Dataset excerpt:

☆ ☆ ☆ ☆

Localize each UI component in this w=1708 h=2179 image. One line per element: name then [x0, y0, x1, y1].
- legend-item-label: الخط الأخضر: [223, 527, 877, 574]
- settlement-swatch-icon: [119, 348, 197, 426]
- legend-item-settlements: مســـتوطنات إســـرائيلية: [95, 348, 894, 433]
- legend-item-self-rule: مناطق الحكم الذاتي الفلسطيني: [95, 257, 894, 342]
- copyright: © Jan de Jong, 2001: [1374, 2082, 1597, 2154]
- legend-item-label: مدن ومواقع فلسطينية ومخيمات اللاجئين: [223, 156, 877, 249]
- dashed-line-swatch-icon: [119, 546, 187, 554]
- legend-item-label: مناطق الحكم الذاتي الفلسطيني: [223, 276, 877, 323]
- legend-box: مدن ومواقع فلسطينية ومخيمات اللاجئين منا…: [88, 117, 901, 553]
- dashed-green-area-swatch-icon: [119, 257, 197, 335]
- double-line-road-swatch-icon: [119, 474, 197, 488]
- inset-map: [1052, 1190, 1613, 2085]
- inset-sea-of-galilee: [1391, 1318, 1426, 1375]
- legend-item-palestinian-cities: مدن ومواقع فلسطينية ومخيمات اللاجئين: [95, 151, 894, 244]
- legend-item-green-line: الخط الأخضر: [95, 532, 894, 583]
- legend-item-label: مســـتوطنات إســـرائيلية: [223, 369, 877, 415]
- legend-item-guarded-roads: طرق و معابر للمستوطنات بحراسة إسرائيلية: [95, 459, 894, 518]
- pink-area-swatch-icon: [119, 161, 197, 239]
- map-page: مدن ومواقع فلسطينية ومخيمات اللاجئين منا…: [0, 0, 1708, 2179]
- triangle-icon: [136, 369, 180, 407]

☆ ☆ ☆ ☆

• Your objective
Could you write out the items again, changing every "legend-item-label" to "legend-text" and leaving everything else untouched?

• Solution for this exercise
Localize each UI component in this w=1708 h=2179 image. One line per element: name then [x0, y0, x1, y1].
- legend-text: الخط الأخضر: [223, 527, 877, 574]
- settlement-swatch-icon: [119, 348, 197, 426]
- legend-item-settlements: مســـتوطنات إســـرائيلية: [95, 348, 894, 433]
- legend-item-self-rule: مناطق الحكم الذاتي الفلسطيني: [95, 257, 894, 342]
- copyright: © Jan de Jong, 2001: [1374, 2082, 1597, 2154]
- legend-text: مدن ومواقع فلسطينية ومخيمات اللاجئين: [223, 156, 877, 249]
- dashed-line-swatch-icon: [119, 546, 187, 554]
- legend-text: مناطق الحكم الذاتي الفلسطيني: [223, 276, 877, 323]
- legend-box: مدن ومواقع فلسطينية ومخيمات اللاجئين منا…: [88, 117, 901, 553]
- dashed-green-area-swatch-icon: [119, 257, 197, 335]
- double-line-road-swatch-icon: [119, 474, 197, 488]
- inset-map: [1052, 1190, 1613, 2085]
- inset-sea-of-galilee: [1391, 1318, 1426, 1375]
- legend-item-palestinian-cities: مدن ومواقع فلسطينية ومخيمات اللاجئين: [95, 151, 894, 244]
- legend-item-green-line: الخط الأخضر: [95, 532, 894, 583]
- legend-text: مســـتوطنات إســـرائيلية: [223, 369, 877, 415]
- legend-item-guarded-roads: طرق و معابر للمستوطنات بحراسة إسرائيلية: [95, 459, 894, 518]
- pink-area-swatch-icon: [119, 161, 197, 239]
- map-page: مدن ومواقع فلسطينية ومخيمات اللاجئين منا…: [0, 0, 1708, 2179]
- triangle-icon: [136, 369, 180, 407]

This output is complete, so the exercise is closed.